● REQUEST
Every line below should be copied exactly; drop the pictures.

-- START OF PROVIDED DATA --

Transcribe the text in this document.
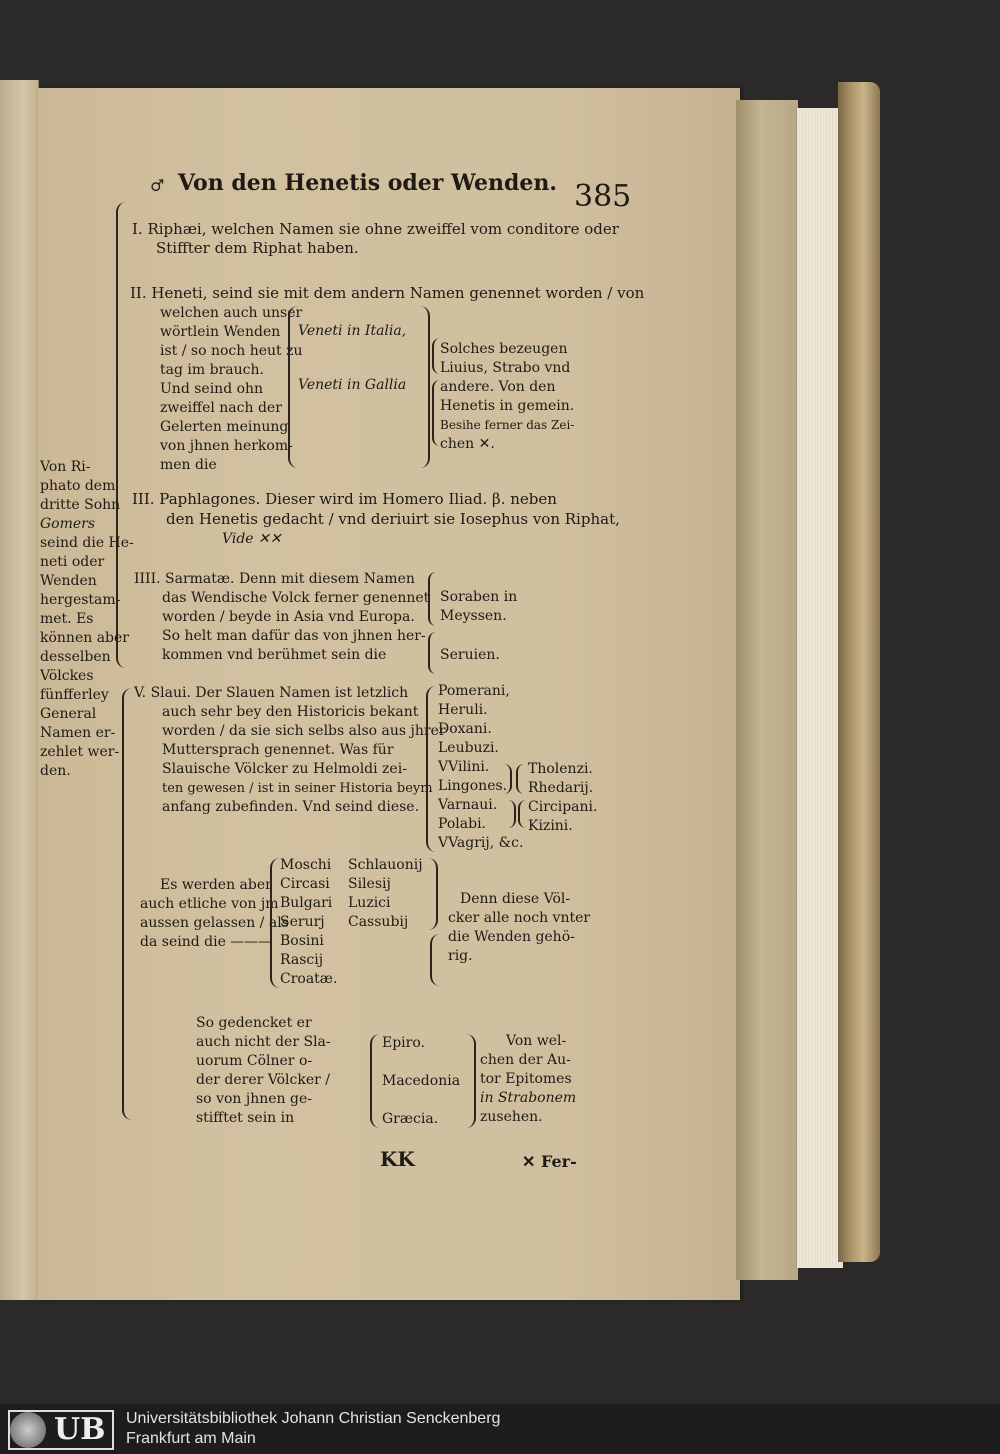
♂ Von den Henetis oder Wenden. 385
Von Ri-
phato dem
dritte Sohn
Gomers
seind die He-
neti oder
Wenden
hergestam-
met. Es
können aber
desselben
Völckes
fünfferley
General
Namen er-
zehlet wer-
den.
I. Riphæi, welchen Namen sie ohne zweiffel vom conditore oder
Stiffter dem Riphat haben.
II. Heneti, seind sie mit dem andern Namen genennet worden / von
welchen auch unser
wörtlein Wenden
ist / so noch heut zu
tag im brauch.
Und seind ohn
zweiffel nach der
Gelerten meinung
von jhnen herkom-
men die
Veneti in Italia,
Veneti in Gallia
Solches bezeugen
Liuius, Strabo vnd
andere. Von den
Henetis in gemein.
Besihe ferner das Zei-
chen ✕.
III. Paphlagones. Dieser wird im Homero Iliad. β. neben
den Henetis gedacht / vnd deriuirt sie Iosephus von Riphat,
Vide ✕✕
IIII. Sarmatæ. Denn mit diesem Namen
das Wendische Volck ferner genennet
worden / beyde in Asia vnd Europa.
So helt man dafür das von jhnen her-
kommen vnd berühmet sein die
Soraben in
Meyssen.
Seruien.
V. Slaui. Der Slauen Namen ist letzlich
auch sehr bey den Historicis bekant
worden / da sie sich selbs also aus jhrer
Muttersprach genennet. Was für
Slauische Völcker zu Helmoldi zei-
ten gewesen / ist in seiner Historia beym
anfang zubefinden. Vnd seind diese.
Pomerani,
Heruli.
Doxani.
Leubuzi.
VVilini.
Lingones.
Varnaui.
Polabi.
VVagrij, &c.
Tholenzi.
Rhedarij.
Circipani.
Kizini.
Es werden aber
auch etliche von jm
aussen gelassen / als
da seind die ———
Moschi
Circasi
Bulgari
Serurj
Bosini
Rascij
Croatæ.
Schlauonij
Silesij
Luzici
Cassubij
Denn diese Völ-
cker alle noch vnter
die Wenden gehö-
rig.
So gedencket er
auch nicht der Sla-
uorum Cölner o-
der derer Völcker /
so von jhnen ge-
stifftet sein in
Epiro.
Macedonia
Græcia.
Von wel-
chen der Au-
tor Epitomes
in Strabonem
zusehen.
KK	✕ Fer-
UB Universitätsbibliothek Johann Christian Senckenberg
Frankfurt am Main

-- END OF PROVIDED DATA --

● WORKED SOLUTION
Transcribe the text in this document.
♂ Von den Henetis oder Wenden. 385
Von Ri-
phato dem
dritte Sohn
Gomers
seind die He-
neti oder
Wenden
hergestam-
met. Es
können aber
desselben
Völckes
fünfferley
General
Namen er-
zehlet wer-
den.
I. Riphæi, welchen Namen sie ohne zweiffel vom conditore oder
Stiffter dem Riphat haben.
II. Heneti, seind sie mit dem andern Namen genennet worden / von
welchen auch unser
wörtlein Wenden
ist / so noch heut zu
tag im brauch.
Und seind ohn
zweiffel nach der
Gelerten meinung
von jhnen herkom-
men die
Veneti in Italia,
Veneti in Gallia
Solches bezeugen
Liuius, Strabo vnd
andere. Von den
Henetis in gemein.
Besihe ferner das Zei-
chen ✕.
III. Paphlagones. Dieser wird im Homero Iliad. β. neben
den Henetis gedacht / vnd deriuirt sie Iosephus von Riphat,
Vide ✕✕
IIII. Sarmatæ. Denn mit diesem Namen
das Wendische Volck ferner genennet
worden / beyde in Asia vnd Europa.
So helt man dafür das von jhnen her-
kommen vnd berühmet sein die
Soraben in
Meyssen.
Seruien.
V. Slaui. Der Slauen Namen ist letzlich
auch sehr bey den Historicis bekant
worden / da sie sich selbs also aus jhrer
Muttersprach genennet. Was für
Slauische Völcker zu Helmoldi zei-
ten gewesen / ist in seiner Historia beym
anfang zubefinden. Vnd seind diese.
Pomerani,
Heruli.
Doxani.
Leubuzi.
VVilini.
Lingones.
Varnaui.
Polabi.
VVagrij, &c.
Tholenzi.
Rhedarij.
Circipani.
Kizini.
Es werden aber
auch etliche von jm
aussen gelassen / als
da seind die ———
Moschi
Circasi
Bulgari
Serurj
Bosini
Rascij
Croatæ.
Schlauonij
Silesij
Luzici
Cassubij
Denn diese Völ-
cker alle noch vnter
die Wenden gehö-
rig.
So gedencket er
auch nicht der Sla-
uorum Cölner o-
der derer Völcker /
so von jhnen ge-
stifftet sein in
Epiro.
Macedonia
Græcia.
Von wel-
chen der Au-
tor Epitomes
in Strabonem
zusehen.
KK	✕ Fer-
UB Universitätsbibliothek Johann Christian Senckenberg
Frankfurt am Main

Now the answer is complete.